▸ JOB: Here are some records; quote them exactly, leaving out the pictures.
----- EXTRACTED ENTRIES -----
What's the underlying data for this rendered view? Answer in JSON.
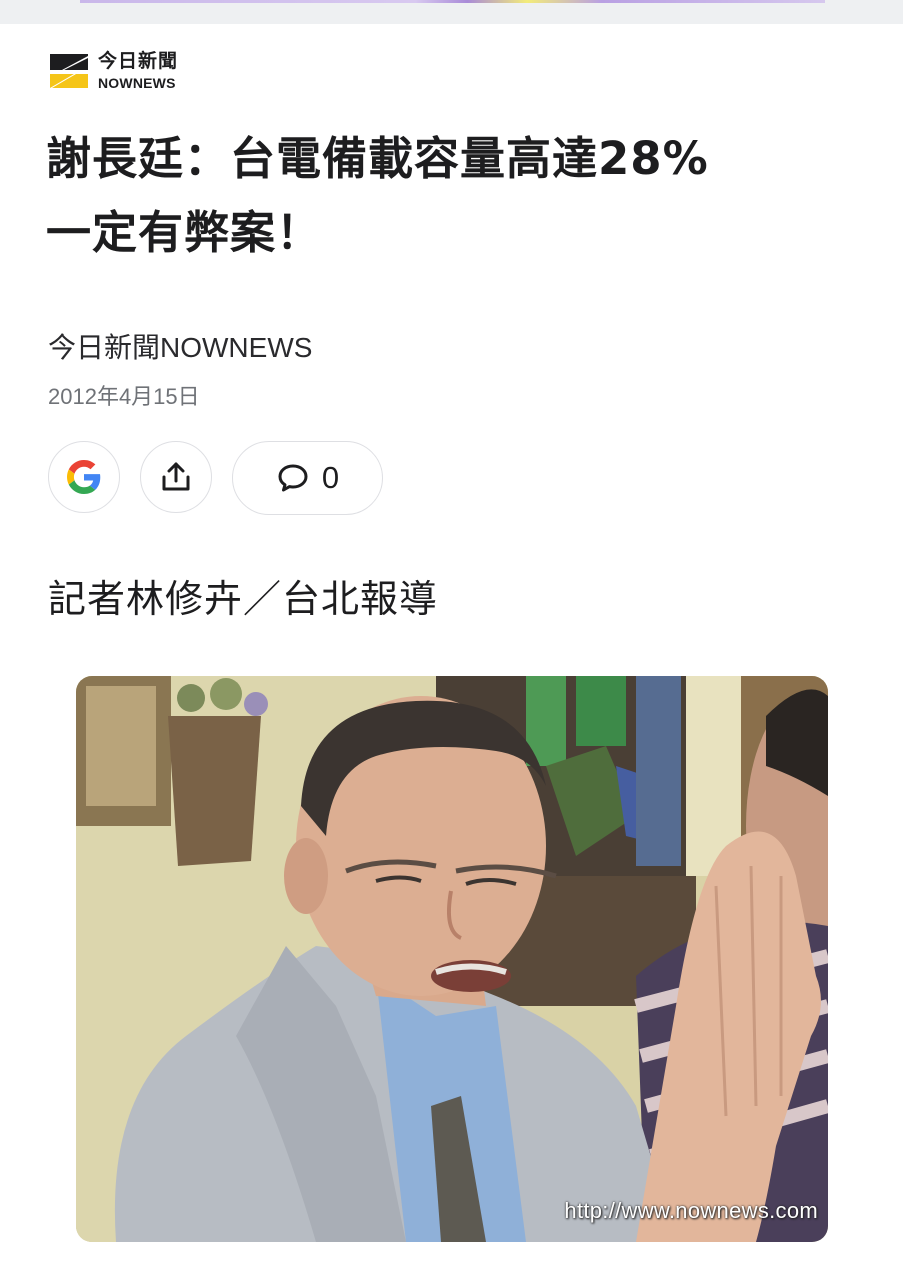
{
  "publisher_logo": {
    "name_zh": "今日新聞",
    "name_en": "NOWNEWS",
    "colors": {
      "mark_dark": "#1d1d1f",
      "mark_yellow": "#f5c518"
    }
  },
  "article": {
    "headline_line1": "謝長廷：台電備載容量高達28%",
    "headline_line2": "一定有弊案！",
    "publisher": "今日新聞NOWNEWS",
    "date": "2012年4月15日",
    "reporter_line": "記者林修卉／台北報導"
  },
  "actions": {
    "google_icon": "google-icon",
    "share_icon": "share-upload-icon",
    "comment_icon": "comment-bubble-icon",
    "comment_count": "0"
  },
  "photo": {
    "watermark": "http://www.nownews.com"
  }
}
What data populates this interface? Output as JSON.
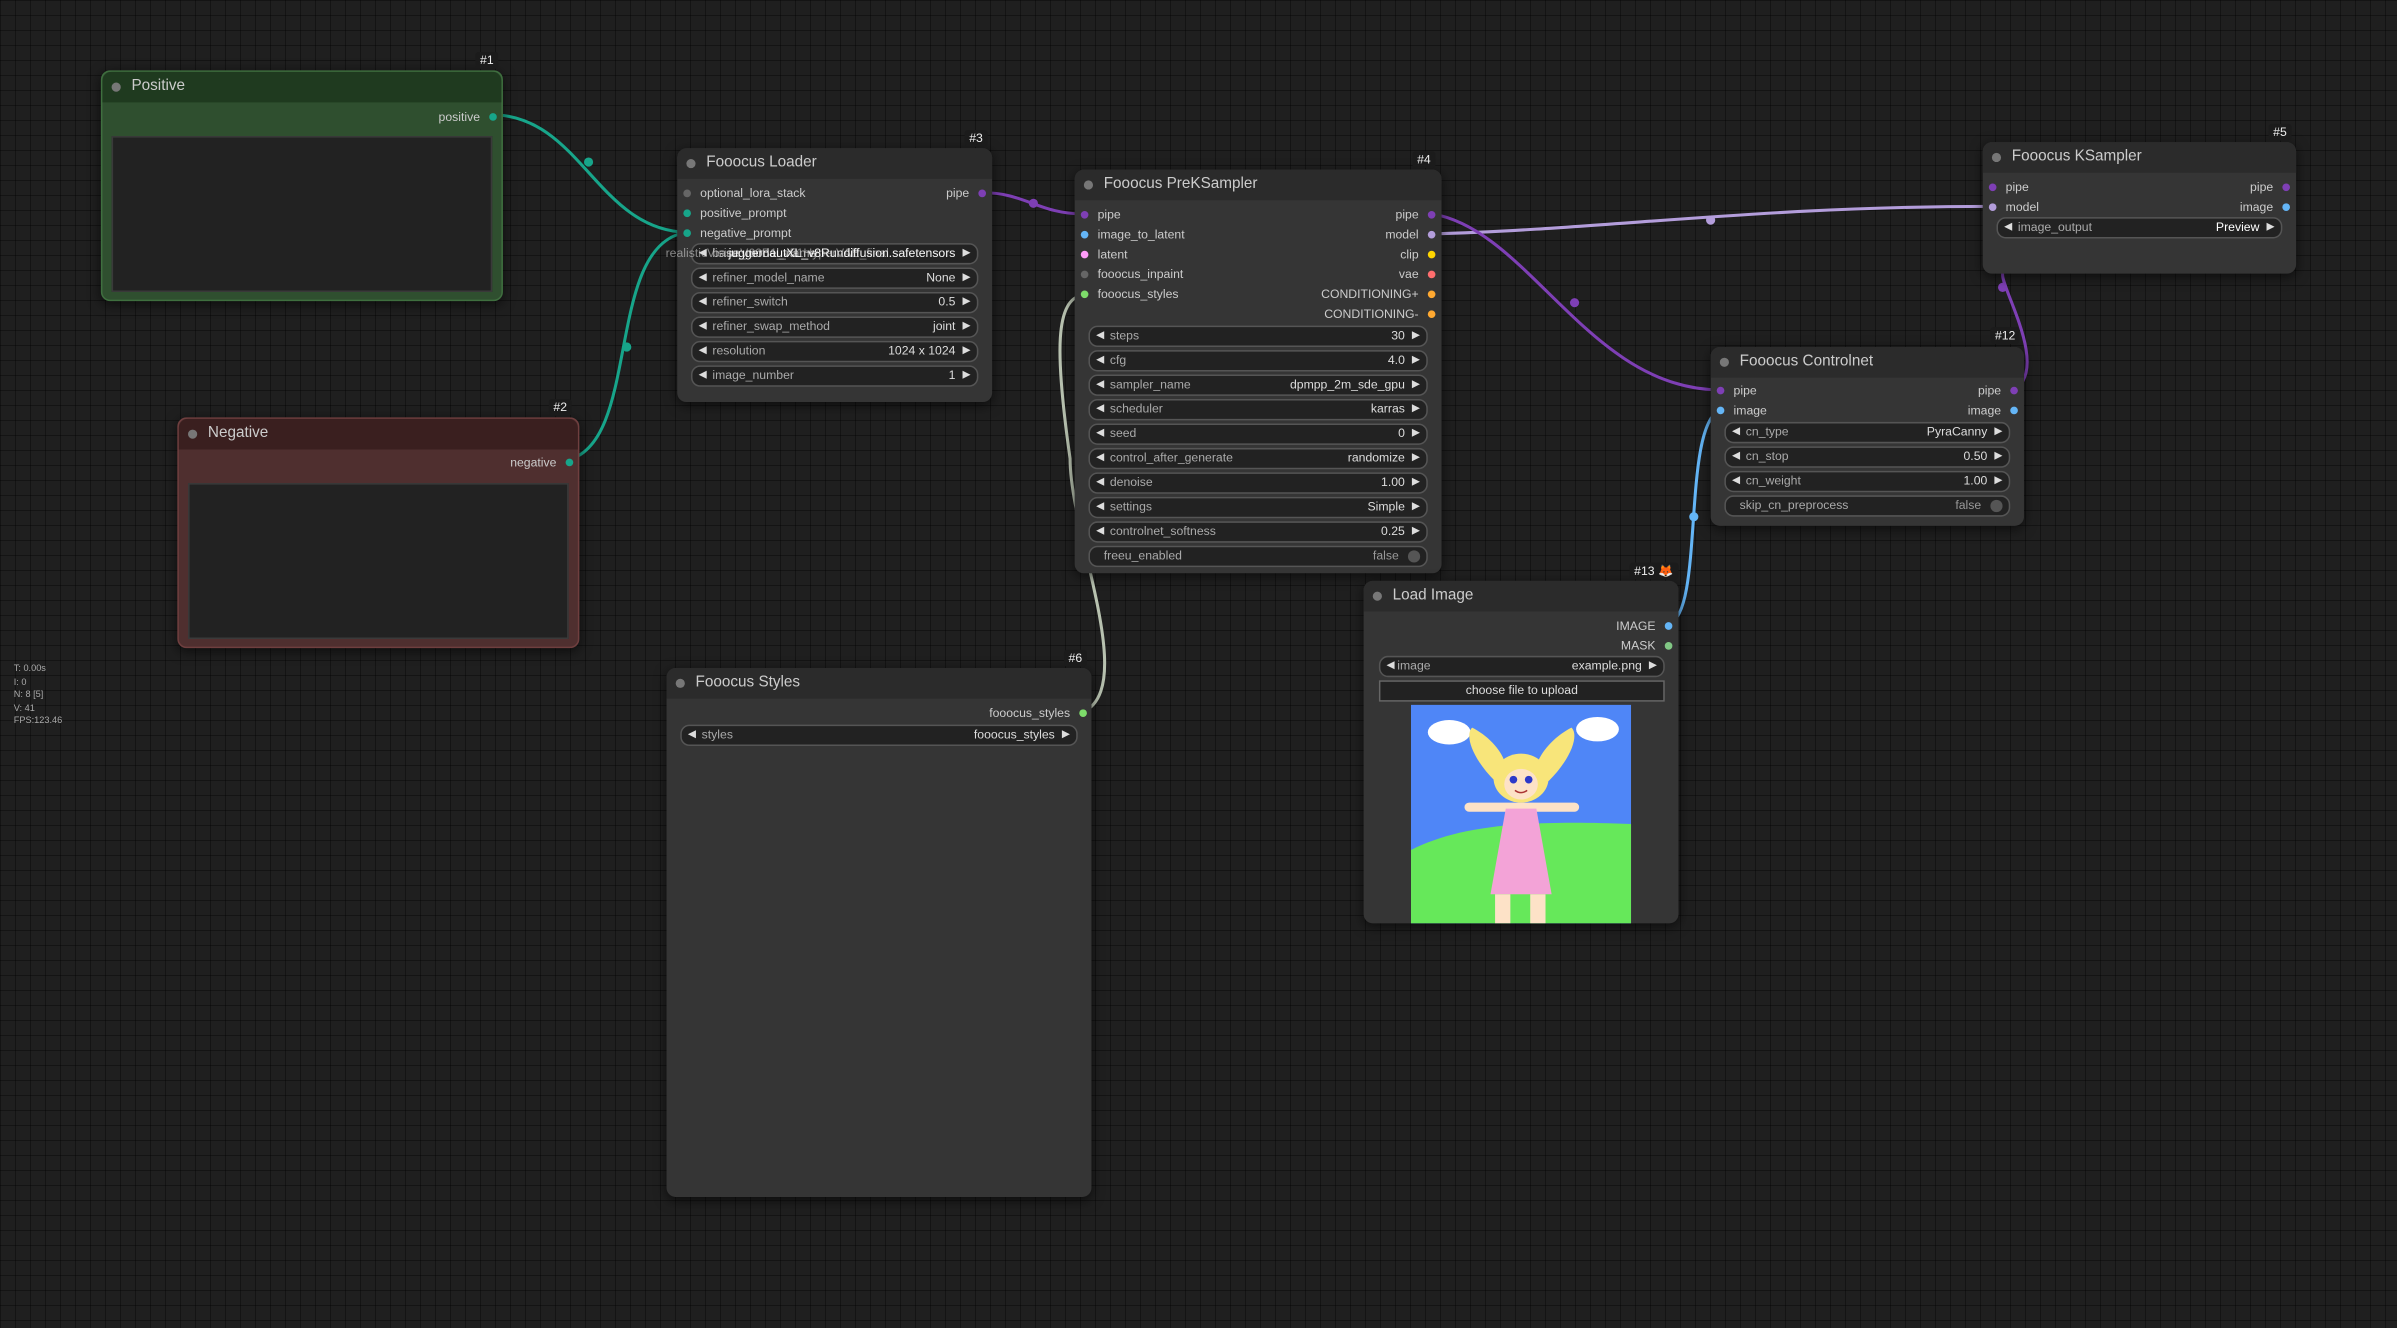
-----
▸ TASK RESPONSE:
What's the underlying data for this rendered view? Answer in JSON.
{
  "publisher_logo": {
    "name_zh": "今日新聞",
    "name_en": "NOWNEWS",
    "colors": {
      "mark_dark": "#1d1d1f",
      "mark_yellow": "#f5c518"
    }
  },
  "article": {
    "headline_line1": "謝長廷：台電備載容量高達28%",
    "headline_line2": "一定有弊案！",
    "publisher": "今日新聞NOWNEWS",
    "date": "2012年4月15日",
    "reporter_line": "記者林修卉／台北報導"
  },
  "actions": {
    "google_icon": "google-icon",
    "share_icon": "share-upload-icon",
    "comment_icon": "comment-bubble-icon",
    "comment_count": "0"
  },
  "photo": {
    "watermark": "http://www.nownews.com"
  }
}
What data populates this interface? Output as JSON.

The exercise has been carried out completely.